- _PROBLEM STATEMENT_
Take the listing and print it in full, exactly as given.

- _MATERIAL FOR THE TASK_
:::::

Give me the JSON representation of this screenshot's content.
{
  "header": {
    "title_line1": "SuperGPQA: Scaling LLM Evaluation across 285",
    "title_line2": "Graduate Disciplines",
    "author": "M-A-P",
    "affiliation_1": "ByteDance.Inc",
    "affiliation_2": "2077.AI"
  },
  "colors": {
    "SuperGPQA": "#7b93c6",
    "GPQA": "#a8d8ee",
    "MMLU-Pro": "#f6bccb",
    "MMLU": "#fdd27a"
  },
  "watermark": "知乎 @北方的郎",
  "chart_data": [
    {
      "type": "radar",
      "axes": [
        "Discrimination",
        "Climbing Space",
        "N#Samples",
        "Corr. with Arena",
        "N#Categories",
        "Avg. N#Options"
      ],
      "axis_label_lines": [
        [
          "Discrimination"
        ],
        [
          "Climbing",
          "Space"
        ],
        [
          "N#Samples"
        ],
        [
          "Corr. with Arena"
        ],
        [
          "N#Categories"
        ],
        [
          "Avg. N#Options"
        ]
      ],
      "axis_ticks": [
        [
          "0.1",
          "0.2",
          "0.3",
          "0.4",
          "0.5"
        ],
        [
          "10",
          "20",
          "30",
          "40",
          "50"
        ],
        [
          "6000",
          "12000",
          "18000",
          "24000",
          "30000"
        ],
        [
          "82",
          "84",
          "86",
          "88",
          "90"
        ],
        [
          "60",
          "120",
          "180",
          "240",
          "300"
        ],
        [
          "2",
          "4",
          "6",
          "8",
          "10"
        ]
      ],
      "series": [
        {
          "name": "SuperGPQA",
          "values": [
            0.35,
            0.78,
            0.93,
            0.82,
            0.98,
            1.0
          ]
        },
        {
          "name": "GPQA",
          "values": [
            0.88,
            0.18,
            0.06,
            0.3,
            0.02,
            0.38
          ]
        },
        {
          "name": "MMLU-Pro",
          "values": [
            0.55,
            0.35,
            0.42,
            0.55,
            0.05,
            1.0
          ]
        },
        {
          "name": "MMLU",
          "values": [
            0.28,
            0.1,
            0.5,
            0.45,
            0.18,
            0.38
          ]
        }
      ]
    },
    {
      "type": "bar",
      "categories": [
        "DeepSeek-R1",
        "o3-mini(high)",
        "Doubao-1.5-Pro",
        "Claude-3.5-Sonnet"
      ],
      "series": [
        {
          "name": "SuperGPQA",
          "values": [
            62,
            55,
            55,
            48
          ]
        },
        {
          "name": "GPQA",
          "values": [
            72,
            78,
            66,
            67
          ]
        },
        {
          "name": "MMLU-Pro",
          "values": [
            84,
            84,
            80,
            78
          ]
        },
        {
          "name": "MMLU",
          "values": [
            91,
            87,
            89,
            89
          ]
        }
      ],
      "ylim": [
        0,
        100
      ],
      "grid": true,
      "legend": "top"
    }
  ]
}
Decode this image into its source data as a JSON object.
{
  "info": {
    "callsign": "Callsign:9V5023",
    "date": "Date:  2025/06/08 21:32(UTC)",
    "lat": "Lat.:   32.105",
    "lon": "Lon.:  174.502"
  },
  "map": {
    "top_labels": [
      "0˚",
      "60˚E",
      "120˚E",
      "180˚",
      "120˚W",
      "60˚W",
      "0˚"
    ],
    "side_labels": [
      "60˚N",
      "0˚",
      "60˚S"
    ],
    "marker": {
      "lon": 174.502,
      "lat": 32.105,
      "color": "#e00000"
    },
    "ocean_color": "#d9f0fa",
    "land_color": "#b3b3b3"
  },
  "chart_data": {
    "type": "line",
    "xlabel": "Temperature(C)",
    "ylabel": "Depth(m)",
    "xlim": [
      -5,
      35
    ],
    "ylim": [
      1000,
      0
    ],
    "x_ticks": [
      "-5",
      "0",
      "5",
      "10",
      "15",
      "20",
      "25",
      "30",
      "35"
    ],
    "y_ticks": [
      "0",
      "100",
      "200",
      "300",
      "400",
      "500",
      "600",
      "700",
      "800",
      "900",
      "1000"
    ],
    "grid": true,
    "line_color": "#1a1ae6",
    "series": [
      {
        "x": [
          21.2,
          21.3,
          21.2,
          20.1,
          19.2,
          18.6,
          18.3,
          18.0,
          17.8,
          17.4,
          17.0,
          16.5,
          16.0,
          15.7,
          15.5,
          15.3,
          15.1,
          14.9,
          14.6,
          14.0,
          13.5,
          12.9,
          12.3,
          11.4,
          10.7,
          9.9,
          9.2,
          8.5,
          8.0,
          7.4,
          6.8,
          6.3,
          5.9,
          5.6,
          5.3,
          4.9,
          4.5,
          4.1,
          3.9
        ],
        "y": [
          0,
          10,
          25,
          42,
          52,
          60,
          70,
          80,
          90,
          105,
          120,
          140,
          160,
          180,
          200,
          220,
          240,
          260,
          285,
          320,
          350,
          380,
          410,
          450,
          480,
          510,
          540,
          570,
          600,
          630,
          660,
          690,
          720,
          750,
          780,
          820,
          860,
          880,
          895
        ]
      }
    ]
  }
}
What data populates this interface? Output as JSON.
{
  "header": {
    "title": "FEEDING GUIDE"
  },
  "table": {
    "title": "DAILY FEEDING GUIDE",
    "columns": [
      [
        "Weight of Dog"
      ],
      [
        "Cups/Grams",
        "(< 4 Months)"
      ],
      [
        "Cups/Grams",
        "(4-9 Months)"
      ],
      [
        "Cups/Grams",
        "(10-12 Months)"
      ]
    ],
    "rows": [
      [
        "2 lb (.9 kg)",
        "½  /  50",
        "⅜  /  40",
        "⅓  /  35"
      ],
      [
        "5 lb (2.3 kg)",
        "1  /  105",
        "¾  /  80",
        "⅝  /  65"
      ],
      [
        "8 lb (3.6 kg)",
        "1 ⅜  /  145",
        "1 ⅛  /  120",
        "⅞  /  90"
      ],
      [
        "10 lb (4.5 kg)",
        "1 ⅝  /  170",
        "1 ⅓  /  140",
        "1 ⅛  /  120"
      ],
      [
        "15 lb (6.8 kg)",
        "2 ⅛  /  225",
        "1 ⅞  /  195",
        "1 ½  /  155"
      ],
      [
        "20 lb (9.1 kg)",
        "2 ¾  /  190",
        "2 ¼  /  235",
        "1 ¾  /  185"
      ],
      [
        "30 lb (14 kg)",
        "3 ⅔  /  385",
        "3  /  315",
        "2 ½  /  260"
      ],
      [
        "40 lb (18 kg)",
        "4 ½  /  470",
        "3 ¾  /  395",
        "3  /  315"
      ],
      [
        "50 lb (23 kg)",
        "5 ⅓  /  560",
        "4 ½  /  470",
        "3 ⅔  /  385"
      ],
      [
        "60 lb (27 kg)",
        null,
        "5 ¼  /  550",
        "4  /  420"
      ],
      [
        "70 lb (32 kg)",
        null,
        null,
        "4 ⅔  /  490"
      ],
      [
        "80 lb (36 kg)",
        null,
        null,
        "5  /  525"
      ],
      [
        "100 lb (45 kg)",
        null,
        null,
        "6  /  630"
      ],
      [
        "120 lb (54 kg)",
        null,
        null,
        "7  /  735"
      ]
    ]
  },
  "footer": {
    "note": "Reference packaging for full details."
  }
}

:::::

- _CORRECT OUTPUT_
Give me the JSON representation of this screenshot's content.
{
  "header": {
    "title_line1": "SuperGPQA: Scaling LLM Evaluation across 285",
    "title_line2": "Graduate Disciplines",
    "author": "M-A-P",
    "affiliation_1": "ByteDance.Inc",
    "affiliation_2": "2077.AI"
  },
  "colors": {
    "SuperGPQA": "#7b93c6",
    "GPQA": "#a8d8ee",
    "MMLU-Pro": "#f6bccb",
    "MMLU": "#fdd27a"
  },
  "watermark": "知乎 @北方的郎",
  "chart_data": [
    {
      "type": "radar",
      "axes": [
        "Discrimination",
        "Climbing Space",
        "N#Samples",
        "Corr. with Arena",
        "N#Categories",
        "Avg. N#Options"
      ],
      "axis_label_lines": [
        [
          "Discrimination"
        ],
        [
          "Climbing",
          "Space"
        ],
        [
          "N#Samples"
        ],
        [
          "Corr. with Arena"
        ],
        [
          "N#Categories"
        ],
        [
          "Avg. N#Options"
        ]
      ],
      "axis_ticks": [
        [
          "0.1",
          "0.2",
          "0.3",
          "0.4",
          "0.5"
        ],
        [
          "10",
          "20",
          "30",
          "40",
          "50"
        ],
        [
          "6000",
          "12000",
          "18000",
          "24000",
          "30000"
        ],
        [
          "82",
          "84",
          "86",
          "88",
          "90"
        ],
        [
          "60",
          "120",
          "180",
          "240",
          "300"
        ],
        [
          "2",
          "4",
          "6",
          "8",
          "10"
        ]
      ],
      "series": [
        {
          "name": "SuperGPQA",
          "values": [
            0.35,
            0.78,
            0.93,
            0.82,
            0.98,
            1.0
          ]
        },
        {
          "name": "GPQA",
          "values": [
            0.88,
            0.18,
            0.06,
            0.3,
            0.02,
            0.38
          ]
        },
        {
          "name": "MMLU-Pro",
          "values": [
            0.55,
            0.35,
            0.42,
            0.55,
            0.05,
            1.0
          ]
        },
        {
          "name": "MMLU",
          "values": [
            0.28,
            0.1,
            0.5,
            0.45,
            0.18,
            0.38
          ]
        }
      ]
    },
    {
      "type": "bar",
      "categories": [
        "DeepSeek-R1",
        "o3-mini(high)",
        "Doubao-1.5-Pro",
        "Claude-3.5-Sonnet"
      ],
      "series": [
        {
          "name": "SuperGPQA",
          "values": [
            62,
            55,
            55,
            48
          ]
        },
        {
          "name": "GPQA",
          "values": [
            72,
            78,
            66,
            67
          ]
        },
        {
          "name": "MMLU-Pro",
          "values": [
            84,
            84,
            80,
            78
          ]
        },
        {
          "name": "MMLU",
          "values": [
            91,
            87,
            89,
            89
          ]
        }
      ],
      "ylim": [
        0,
        100
      ],
      "grid": true,
      "legend": "top"
    }
  ]
}
Decode this image into its source data as a JSON object.
{
  "info": {
    "callsign": "Callsign:9V5023",
    "date": "Date:  2025/06/08 21:32(UTC)",
    "lat": "Lat.:   32.105",
    "lon": "Lon.:  174.502"
  },
  "map": {
    "top_labels": [
      "0˚",
      "60˚E",
      "120˚E",
      "180˚",
      "120˚W",
      "60˚W",
      "0˚"
    ],
    "side_labels": [
      "60˚N",
      "0˚",
      "60˚S"
    ],
    "marker": {
      "lon": 174.502,
      "lat": 32.105,
      "color": "#e00000"
    },
    "ocean_color": "#d9f0fa",
    "land_color": "#b3b3b3"
  },
  "chart_data": {
    "type": "line",
    "xlabel": "Temperature(C)",
    "ylabel": "Depth(m)",
    "xlim": [
      -5,
      35
    ],
    "ylim": [
      1000,
      0
    ],
    "x_ticks": [
      "-5",
      "0",
      "5",
      "10",
      "15",
      "20",
      "25",
      "30",
      "35"
    ],
    "y_ticks": [
      "0",
      "100",
      "200",
      "300",
      "400",
      "500",
      "600",
      "700",
      "800",
      "900",
      "1000"
    ],
    "grid": true,
    "line_color": "#1a1ae6",
    "series": [
      {
        "x": [
          21.2,
          21.3,
          21.2,
          20.1,
          19.2,
          18.6,
          18.3,
          18.0,
          17.8,
          17.4,
          17.0,
          16.5,
          16.0,
          15.7,
          15.5,
          15.3,
          15.1,
          14.9,
          14.6,
          14.0,
          13.5,
          12.9,
          12.3,
          11.4,
          10.7,
          9.9,
          9.2,
          8.5,
          8.0,
          7.4,
          6.8,
          6.3,
          5.9,
          5.6,
          5.3,
          4.9,
          4.5,
          4.1,
          3.9
        ],
        "y": [
          0,
          10,
          25,
          42,
          52,
          60,
          70,
          80,
          90,
          105,
          120,
          140,
          160,
          180,
          200,
          220,
          240,
          260,
          285,
          320,
          350,
          380,
          410,
          450,
          480,
          510,
          540,
          570,
          600,
          630,
          660,
          690,
          720,
          750,
          780,
          820,
          860,
          880,
          895
        ]
      }
    ]
  }
}
What data populates this interface? Output as JSON.
{
  "header": {
    "title": "FEEDING GUIDE"
  },
  "table": {
    "title": "DAILY FEEDING GUIDE",
    "columns": [
      [
        "Weight of Dog"
      ],
      [
        "Cups/Grams",
        "(< 4 Months)"
      ],
      [
        "Cups/Grams",
        "(4-9 Months)"
      ],
      [
        "Cups/Grams",
        "(10-12 Months)"
      ]
    ],
    "rows": [
      [
        "2 lb (.9 kg)",
        "½  /  50",
        "⅜  /  40",
        "⅓  /  35"
      ],
      [
        "5 lb (2.3 kg)",
        "1  /  105",
        "¾  /  80",
        "⅝  /  65"
      ],
      [
        "8 lb (3.6 kg)",
        "1 ⅜  /  145",
        "1 ⅛  /  120",
        "⅞  /  90"
      ],
      [
        "10 lb (4.5 kg)",
        "1 ⅝  /  170",
        "1 ⅓  /  140",
        "1 ⅛  /  120"
      ],
      [
        "15 lb (6.8 kg)",
        "2 ⅛  /  225",
        "1 ⅞  /  195",
        "1 ½  /  155"
      ],
      [
        "20 lb (9.1 kg)",
        "2 ¾  /  190",
        "2 ¼  /  235",
        "1 ¾  /  185"
      ],
      [
        "30 lb (14 kg)",
        "3 ⅔  /  385",
        "3  /  315",
        "2 ½  /  260"
      ],
      [
        "40 lb (18 kg)",
        "4 ½  /  470",
        "3 ¾  /  395",
        "3  /  315"
      ],
      [
        "50 lb (23 kg)",
        "5 ⅓  /  560",
        "4 ½  /  470",
        "3 ⅔  /  385"
      ],
      [
        "60 lb (27 kg)",
        null,
        "5 ¼  /  550",
        "4  /  420"
      ],
      [
        "70 lb (32 kg)",
        null,
        null,
        "4 ⅔  /  490"
      ],
      [
        "80 lb (36 kg)",
        null,
        null,
        "5  /  525"
      ],
      [
        "100 lb (45 kg)",
        null,
        null,
        "6  /  630"
      ],
      [
        "120 lb (54 kg)",
        null,
        null,
        "7  /  735"
      ]
    ]
  },
  "footer": {
    "note": "Reference packaging for full details."
  }
}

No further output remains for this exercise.